> TASK DETAILS
Check every line for the word "Analog" and give the number of lines where it occurs, nothing else.

[Excerpt from a dataset]

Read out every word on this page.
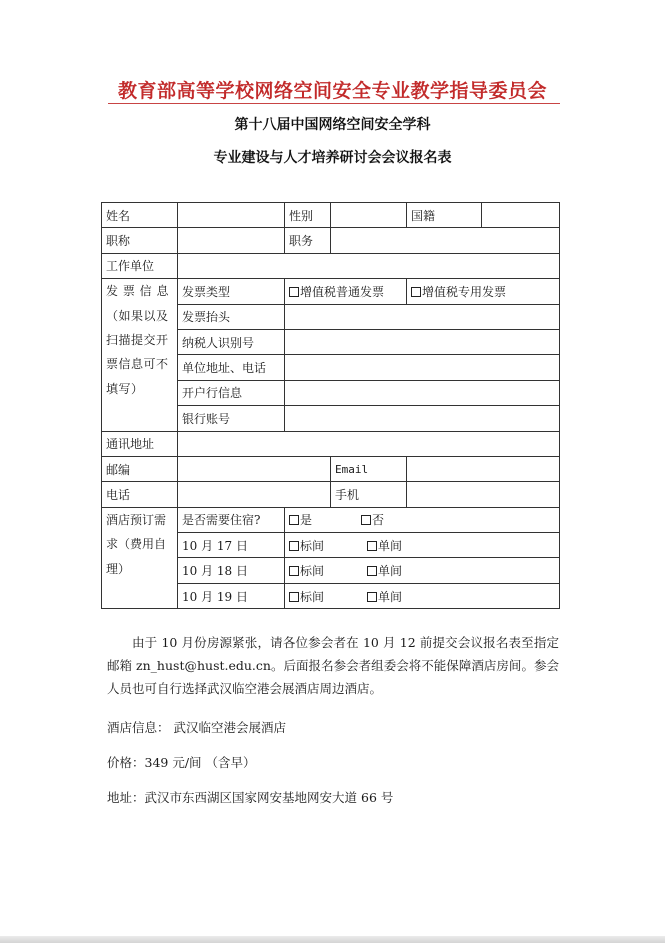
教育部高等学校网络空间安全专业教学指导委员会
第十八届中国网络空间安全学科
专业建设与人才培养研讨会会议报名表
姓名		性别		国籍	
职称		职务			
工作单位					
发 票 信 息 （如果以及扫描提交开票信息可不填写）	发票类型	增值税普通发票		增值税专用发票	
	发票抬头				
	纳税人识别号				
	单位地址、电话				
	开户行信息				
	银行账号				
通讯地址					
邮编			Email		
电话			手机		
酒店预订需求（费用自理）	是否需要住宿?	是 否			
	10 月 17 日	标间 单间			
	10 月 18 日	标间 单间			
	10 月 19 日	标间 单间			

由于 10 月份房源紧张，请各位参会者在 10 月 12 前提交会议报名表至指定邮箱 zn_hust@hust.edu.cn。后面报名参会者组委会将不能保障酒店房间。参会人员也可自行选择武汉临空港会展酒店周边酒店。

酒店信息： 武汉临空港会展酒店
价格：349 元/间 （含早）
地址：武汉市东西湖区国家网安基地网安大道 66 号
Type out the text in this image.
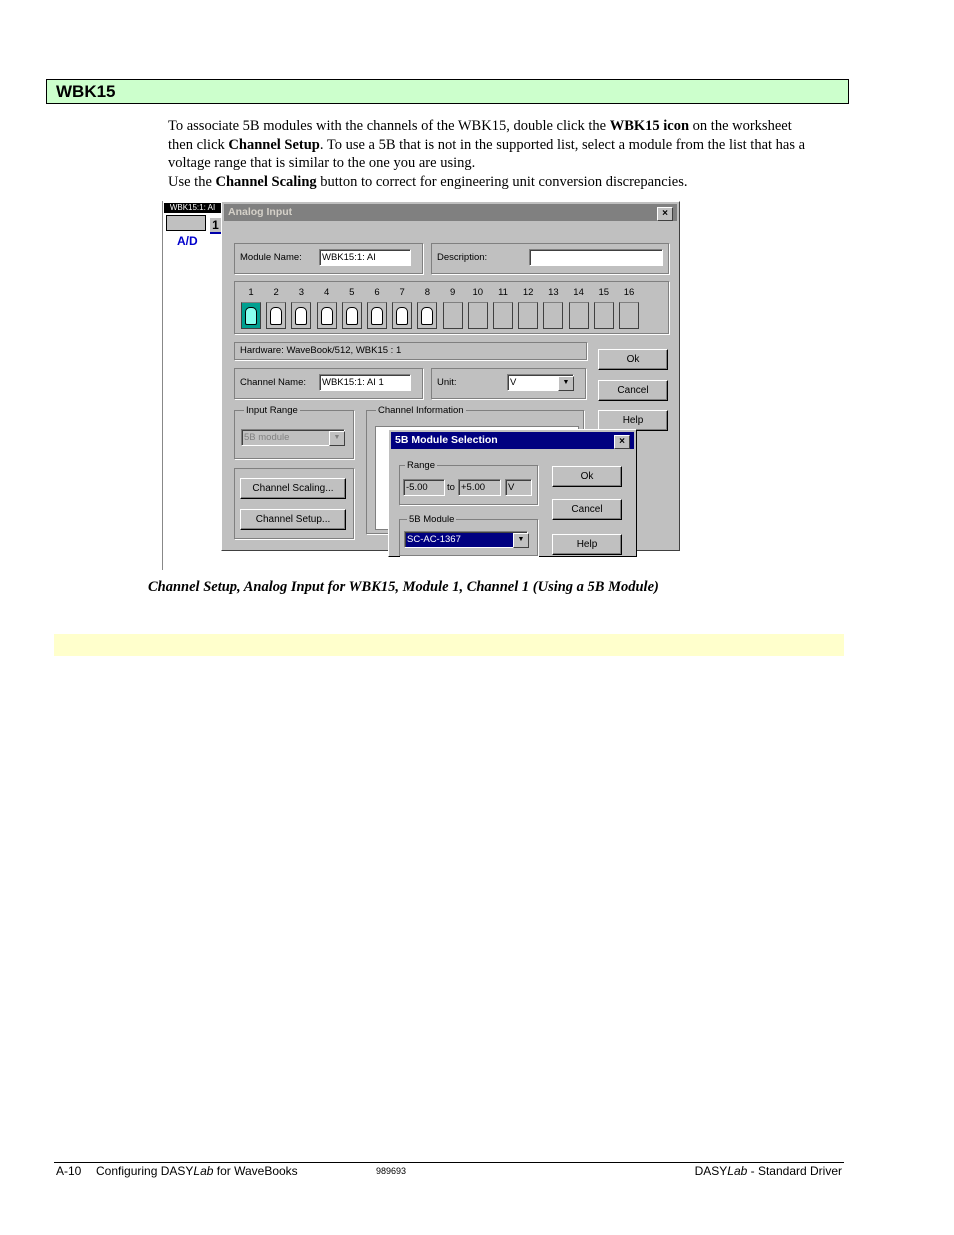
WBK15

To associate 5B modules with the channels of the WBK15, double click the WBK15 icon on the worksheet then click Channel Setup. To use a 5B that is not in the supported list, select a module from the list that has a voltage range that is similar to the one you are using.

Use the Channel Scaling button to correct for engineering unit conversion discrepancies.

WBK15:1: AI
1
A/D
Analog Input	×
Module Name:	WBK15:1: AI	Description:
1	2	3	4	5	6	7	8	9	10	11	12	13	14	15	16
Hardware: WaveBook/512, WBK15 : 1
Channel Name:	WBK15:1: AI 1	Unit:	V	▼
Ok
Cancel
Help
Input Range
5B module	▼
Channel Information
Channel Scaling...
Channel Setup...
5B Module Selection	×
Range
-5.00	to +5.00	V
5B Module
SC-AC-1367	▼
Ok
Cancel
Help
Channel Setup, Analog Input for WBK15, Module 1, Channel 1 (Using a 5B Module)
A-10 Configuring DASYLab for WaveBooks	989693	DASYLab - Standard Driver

> TASK ANSWER
2